== WORK INSTRUCTIONS ==
Spot each line in the records below where the word "obiettivo" occurs, then copy it.
------ PROVIDED MATERIAL
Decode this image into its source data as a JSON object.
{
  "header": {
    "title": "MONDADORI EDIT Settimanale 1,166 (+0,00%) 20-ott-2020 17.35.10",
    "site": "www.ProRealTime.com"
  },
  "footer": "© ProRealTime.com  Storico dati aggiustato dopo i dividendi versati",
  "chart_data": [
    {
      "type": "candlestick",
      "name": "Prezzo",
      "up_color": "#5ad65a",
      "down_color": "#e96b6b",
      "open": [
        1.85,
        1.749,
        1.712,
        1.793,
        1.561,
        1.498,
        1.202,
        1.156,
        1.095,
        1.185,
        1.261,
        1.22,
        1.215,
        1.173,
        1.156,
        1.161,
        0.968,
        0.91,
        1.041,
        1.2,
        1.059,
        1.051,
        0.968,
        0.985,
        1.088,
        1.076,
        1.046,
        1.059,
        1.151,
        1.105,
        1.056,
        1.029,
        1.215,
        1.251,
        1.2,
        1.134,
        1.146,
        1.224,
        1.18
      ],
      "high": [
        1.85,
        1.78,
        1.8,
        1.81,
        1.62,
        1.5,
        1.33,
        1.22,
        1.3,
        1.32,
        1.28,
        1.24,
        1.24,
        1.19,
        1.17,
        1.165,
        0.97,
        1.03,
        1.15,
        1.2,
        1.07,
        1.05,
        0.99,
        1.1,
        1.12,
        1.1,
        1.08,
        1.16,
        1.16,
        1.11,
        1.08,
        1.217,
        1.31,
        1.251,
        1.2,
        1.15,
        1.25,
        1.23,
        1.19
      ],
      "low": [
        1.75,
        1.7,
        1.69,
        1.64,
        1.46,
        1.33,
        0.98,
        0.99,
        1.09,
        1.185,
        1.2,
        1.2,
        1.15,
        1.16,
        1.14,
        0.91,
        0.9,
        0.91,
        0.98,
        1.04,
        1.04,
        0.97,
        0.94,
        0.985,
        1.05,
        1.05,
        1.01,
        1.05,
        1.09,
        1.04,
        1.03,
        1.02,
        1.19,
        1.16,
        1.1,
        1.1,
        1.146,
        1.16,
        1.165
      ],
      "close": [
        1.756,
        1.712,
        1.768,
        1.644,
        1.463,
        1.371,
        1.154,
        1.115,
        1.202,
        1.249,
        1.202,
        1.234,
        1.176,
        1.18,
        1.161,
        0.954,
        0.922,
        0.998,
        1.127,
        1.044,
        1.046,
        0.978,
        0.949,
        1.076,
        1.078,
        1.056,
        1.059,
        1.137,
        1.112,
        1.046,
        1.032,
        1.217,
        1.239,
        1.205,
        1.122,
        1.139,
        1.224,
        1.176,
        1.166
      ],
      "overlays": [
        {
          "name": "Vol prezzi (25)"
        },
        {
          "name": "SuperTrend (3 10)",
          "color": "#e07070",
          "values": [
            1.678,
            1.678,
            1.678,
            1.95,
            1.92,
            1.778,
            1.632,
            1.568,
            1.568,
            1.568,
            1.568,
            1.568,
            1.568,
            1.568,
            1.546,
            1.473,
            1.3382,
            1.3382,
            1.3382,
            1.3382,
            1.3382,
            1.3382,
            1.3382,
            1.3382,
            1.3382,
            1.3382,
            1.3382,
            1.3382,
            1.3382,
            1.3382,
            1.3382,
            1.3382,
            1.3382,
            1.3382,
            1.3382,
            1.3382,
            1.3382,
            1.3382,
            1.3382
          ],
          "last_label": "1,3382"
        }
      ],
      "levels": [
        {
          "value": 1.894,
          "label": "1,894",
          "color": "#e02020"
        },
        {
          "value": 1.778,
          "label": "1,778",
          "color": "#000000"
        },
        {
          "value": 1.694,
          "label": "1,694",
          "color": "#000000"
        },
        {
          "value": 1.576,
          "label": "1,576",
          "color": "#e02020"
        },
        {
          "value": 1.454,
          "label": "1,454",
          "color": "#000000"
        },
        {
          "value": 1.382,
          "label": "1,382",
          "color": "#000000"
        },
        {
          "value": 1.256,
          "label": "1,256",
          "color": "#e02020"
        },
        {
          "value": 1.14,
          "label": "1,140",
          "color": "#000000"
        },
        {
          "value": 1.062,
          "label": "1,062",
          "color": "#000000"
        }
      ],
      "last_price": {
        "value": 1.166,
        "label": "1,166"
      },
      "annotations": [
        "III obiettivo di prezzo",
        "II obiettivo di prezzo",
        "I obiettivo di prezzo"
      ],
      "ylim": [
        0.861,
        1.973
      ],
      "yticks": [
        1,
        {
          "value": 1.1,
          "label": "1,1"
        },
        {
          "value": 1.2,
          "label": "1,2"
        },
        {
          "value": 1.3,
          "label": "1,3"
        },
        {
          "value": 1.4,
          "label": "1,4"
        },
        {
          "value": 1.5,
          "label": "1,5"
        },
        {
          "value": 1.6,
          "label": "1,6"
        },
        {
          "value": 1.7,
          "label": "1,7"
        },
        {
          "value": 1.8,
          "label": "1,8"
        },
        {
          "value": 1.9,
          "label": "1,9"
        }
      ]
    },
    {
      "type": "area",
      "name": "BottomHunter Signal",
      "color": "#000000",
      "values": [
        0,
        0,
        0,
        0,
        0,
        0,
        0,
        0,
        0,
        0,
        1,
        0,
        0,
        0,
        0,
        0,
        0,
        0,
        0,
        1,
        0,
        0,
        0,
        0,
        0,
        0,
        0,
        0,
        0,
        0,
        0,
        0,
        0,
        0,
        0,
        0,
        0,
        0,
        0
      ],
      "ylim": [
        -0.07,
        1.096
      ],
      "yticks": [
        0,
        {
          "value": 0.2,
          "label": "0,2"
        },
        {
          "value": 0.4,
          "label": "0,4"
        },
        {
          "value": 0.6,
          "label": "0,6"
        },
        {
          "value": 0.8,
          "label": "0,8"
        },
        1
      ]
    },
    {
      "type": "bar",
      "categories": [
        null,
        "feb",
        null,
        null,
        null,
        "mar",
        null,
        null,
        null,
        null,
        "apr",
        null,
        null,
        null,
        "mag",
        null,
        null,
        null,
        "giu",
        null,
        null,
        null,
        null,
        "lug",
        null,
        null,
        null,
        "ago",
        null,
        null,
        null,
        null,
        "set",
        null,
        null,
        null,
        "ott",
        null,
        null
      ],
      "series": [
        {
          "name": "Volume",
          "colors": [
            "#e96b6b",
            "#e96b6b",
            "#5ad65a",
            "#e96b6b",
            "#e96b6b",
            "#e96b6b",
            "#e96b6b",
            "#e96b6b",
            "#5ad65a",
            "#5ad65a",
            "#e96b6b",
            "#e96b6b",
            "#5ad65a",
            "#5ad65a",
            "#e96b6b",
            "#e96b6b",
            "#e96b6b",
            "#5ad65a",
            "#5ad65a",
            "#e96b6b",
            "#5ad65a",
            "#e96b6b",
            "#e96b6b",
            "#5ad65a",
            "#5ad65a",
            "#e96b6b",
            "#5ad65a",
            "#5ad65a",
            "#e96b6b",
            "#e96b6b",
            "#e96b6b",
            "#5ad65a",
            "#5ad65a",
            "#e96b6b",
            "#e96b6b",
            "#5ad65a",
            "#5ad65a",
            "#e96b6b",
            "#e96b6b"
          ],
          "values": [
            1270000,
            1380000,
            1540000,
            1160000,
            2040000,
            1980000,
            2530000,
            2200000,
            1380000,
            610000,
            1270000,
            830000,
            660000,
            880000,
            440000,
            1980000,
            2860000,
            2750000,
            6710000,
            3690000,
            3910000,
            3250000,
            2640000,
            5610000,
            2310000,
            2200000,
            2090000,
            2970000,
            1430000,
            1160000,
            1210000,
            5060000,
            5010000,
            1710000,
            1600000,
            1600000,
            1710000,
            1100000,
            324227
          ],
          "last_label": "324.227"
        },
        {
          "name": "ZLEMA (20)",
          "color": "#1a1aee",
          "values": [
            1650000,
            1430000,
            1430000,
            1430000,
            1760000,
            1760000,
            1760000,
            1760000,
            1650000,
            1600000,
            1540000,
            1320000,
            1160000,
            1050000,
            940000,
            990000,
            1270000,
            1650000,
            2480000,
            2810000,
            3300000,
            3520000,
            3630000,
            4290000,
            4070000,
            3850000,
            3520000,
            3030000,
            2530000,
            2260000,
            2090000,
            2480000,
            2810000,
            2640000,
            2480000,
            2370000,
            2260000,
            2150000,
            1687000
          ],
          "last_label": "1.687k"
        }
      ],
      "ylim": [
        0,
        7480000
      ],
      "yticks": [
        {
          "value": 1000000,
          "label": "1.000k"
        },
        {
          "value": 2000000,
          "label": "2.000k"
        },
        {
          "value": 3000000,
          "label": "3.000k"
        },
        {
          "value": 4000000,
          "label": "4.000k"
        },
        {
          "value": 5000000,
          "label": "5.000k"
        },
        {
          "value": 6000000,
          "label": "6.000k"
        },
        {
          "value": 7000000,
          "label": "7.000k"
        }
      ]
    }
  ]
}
------------
== SOLUTION FOR THIS TASK ==
        "III obiettivo di prezzo",
        "II obiettivo di prezzo",
        "I obiettivo di prezzo"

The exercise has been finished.